▸ EXERCISE TASK
From the entries that follow, gather each line holding the word "beata".

Records from a collection:
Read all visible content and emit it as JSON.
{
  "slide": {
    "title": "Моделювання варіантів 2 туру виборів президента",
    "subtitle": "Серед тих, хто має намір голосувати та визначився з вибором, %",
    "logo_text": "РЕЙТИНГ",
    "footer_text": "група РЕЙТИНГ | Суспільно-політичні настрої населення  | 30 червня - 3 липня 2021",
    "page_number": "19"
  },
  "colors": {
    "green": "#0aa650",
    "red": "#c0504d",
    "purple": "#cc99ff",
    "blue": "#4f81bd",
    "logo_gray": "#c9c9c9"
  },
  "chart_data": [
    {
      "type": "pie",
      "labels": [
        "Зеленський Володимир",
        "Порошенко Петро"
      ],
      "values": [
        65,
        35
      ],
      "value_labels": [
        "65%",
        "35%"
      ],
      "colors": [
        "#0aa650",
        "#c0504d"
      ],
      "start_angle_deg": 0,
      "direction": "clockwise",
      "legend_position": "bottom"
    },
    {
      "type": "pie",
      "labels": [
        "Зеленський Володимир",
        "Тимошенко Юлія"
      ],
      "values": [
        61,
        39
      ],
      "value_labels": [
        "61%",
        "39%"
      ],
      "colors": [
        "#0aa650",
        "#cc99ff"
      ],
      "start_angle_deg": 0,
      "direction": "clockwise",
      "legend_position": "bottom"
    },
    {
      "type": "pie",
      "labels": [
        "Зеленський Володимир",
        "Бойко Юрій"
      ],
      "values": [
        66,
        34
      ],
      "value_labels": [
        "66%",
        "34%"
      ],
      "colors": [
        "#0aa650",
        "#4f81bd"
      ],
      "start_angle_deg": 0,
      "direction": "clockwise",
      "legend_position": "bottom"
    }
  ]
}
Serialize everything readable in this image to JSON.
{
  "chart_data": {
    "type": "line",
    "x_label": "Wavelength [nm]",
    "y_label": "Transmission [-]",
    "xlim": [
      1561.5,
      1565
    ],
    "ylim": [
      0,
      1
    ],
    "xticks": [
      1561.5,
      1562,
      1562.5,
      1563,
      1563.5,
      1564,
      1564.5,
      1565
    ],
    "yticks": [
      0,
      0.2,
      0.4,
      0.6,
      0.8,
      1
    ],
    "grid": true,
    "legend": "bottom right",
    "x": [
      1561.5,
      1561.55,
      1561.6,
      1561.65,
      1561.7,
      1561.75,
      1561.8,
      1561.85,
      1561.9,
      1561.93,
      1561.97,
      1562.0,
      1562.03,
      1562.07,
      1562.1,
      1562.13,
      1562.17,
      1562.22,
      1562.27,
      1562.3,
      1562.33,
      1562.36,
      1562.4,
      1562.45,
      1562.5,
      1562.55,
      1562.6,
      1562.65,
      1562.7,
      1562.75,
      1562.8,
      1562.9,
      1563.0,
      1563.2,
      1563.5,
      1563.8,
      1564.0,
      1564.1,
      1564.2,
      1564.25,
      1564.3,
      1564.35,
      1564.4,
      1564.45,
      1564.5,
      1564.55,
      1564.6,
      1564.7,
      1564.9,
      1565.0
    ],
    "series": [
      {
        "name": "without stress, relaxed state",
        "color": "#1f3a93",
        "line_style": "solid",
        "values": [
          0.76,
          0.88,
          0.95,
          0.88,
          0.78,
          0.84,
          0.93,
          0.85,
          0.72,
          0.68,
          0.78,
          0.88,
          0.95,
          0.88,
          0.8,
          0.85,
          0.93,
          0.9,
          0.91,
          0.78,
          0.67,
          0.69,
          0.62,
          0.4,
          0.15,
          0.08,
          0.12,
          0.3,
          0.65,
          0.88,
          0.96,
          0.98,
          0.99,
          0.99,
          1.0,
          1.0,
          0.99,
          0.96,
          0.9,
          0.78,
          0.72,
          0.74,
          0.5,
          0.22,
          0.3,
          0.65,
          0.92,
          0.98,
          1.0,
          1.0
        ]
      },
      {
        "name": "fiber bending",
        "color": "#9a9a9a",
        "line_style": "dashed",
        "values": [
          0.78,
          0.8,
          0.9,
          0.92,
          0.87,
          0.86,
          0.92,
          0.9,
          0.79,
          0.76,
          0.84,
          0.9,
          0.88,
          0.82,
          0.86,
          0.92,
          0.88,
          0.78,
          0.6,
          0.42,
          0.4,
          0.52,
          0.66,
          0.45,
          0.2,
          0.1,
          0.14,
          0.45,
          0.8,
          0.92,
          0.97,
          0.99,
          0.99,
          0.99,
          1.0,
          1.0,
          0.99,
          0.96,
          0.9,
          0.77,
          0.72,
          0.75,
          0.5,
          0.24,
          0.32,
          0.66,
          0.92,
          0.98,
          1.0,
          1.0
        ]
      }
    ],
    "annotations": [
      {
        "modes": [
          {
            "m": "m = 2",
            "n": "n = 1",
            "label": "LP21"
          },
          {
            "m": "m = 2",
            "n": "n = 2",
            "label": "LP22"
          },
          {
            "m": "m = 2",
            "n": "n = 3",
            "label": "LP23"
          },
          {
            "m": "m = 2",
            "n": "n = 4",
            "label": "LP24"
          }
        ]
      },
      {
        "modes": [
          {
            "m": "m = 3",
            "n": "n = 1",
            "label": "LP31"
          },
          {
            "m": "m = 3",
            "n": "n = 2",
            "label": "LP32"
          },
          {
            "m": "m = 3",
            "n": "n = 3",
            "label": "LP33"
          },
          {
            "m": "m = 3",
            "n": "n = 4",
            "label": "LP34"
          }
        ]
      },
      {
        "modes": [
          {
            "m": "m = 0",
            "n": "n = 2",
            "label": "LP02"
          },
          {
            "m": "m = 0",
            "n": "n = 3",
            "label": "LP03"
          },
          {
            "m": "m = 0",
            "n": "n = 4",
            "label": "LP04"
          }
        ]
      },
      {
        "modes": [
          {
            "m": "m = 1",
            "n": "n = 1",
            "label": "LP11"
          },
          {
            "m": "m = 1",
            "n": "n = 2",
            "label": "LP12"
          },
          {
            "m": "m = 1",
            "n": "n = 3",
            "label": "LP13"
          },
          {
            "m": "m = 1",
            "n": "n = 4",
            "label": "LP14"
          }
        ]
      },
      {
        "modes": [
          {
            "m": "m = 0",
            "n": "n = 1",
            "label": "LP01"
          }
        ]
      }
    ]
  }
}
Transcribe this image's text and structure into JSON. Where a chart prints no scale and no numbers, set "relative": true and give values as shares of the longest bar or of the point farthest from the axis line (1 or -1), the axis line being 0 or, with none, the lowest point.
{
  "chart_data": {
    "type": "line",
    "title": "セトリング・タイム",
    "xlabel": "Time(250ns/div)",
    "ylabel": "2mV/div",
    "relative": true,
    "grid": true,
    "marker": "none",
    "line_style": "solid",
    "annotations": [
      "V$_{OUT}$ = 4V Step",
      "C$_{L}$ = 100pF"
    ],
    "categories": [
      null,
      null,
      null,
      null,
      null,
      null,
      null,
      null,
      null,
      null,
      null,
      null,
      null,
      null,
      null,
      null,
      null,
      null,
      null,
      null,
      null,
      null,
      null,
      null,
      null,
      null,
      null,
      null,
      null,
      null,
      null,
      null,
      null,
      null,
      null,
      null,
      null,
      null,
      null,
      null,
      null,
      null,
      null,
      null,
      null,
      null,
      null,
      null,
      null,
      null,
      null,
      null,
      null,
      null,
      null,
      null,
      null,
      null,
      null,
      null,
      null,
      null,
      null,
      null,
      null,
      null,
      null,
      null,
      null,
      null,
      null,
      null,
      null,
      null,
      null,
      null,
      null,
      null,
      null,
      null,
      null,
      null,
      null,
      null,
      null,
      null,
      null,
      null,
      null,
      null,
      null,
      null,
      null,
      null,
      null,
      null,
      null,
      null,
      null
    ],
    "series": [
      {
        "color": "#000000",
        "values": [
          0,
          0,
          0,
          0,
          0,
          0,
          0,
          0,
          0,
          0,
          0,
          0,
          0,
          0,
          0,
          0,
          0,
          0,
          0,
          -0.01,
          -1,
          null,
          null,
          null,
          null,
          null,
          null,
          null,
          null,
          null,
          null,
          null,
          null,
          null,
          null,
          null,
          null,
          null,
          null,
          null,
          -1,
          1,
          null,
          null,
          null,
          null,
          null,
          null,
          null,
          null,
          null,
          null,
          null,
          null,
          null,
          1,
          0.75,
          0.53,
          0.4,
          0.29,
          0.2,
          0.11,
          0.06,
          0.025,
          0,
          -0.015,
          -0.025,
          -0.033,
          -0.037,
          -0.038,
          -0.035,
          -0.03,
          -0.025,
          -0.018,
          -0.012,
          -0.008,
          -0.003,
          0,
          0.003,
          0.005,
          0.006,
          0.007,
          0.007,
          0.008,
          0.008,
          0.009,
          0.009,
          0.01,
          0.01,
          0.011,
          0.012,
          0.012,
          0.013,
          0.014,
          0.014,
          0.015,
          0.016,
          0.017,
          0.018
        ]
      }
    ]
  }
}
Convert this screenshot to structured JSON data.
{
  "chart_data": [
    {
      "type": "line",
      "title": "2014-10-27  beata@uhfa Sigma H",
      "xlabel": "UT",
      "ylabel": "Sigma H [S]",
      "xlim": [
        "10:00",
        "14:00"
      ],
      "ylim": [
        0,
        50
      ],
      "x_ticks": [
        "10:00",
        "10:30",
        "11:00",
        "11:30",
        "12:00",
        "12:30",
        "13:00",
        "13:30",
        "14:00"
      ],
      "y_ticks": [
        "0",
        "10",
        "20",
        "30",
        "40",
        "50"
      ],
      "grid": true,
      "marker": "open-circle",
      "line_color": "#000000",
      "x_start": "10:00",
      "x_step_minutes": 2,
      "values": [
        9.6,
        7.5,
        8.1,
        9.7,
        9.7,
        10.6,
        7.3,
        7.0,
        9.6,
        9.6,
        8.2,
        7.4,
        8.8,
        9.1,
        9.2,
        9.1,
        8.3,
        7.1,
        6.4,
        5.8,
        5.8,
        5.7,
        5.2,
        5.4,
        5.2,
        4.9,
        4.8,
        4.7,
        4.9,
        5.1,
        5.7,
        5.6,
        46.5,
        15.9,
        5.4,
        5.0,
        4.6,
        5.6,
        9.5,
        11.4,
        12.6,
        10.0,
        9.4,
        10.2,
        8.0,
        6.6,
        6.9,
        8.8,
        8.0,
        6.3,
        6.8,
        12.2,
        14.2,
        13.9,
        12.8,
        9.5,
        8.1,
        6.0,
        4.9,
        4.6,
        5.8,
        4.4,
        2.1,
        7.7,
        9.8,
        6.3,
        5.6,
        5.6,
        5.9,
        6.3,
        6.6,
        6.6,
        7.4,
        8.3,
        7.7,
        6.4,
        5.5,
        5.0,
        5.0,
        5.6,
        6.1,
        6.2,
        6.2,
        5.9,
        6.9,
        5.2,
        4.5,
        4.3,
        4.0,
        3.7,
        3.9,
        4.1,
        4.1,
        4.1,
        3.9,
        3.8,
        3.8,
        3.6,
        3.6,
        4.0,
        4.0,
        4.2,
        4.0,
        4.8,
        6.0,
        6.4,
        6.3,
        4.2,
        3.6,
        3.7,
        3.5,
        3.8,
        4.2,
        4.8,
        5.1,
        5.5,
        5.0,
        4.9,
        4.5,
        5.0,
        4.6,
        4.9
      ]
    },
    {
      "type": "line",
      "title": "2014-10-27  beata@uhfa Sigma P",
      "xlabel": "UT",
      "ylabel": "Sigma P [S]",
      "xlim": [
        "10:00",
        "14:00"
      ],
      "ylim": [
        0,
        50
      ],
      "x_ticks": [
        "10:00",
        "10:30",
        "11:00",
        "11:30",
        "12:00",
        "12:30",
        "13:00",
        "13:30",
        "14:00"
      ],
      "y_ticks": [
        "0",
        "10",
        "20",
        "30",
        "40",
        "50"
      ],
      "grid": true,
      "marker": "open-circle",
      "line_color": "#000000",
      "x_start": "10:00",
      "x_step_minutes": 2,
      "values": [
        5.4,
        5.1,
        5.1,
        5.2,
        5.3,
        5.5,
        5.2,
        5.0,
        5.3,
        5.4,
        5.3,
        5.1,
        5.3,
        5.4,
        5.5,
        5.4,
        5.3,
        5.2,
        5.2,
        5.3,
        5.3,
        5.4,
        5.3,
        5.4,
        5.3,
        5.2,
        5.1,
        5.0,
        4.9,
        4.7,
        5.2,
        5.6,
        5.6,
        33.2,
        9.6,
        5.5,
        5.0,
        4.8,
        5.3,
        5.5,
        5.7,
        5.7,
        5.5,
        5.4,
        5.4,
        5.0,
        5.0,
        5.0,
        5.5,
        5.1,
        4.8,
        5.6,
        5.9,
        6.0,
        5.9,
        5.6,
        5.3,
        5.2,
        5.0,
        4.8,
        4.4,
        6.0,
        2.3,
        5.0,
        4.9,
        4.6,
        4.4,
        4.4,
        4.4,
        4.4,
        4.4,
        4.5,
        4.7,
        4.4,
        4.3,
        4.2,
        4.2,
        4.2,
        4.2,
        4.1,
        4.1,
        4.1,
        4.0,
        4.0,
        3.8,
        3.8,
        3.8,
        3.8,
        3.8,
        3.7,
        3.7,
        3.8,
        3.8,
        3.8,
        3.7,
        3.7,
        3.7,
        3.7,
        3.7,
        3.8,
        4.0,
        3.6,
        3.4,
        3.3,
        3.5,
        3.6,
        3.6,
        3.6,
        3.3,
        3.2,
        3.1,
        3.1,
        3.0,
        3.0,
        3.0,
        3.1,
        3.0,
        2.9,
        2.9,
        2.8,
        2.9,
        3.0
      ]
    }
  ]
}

▸ RESPONSE TO THIS TASK
      "title": "2014-10-27  beata@uhfa Sigma H",
      "title": "2014-10-27  beata@uhfa Sigma P",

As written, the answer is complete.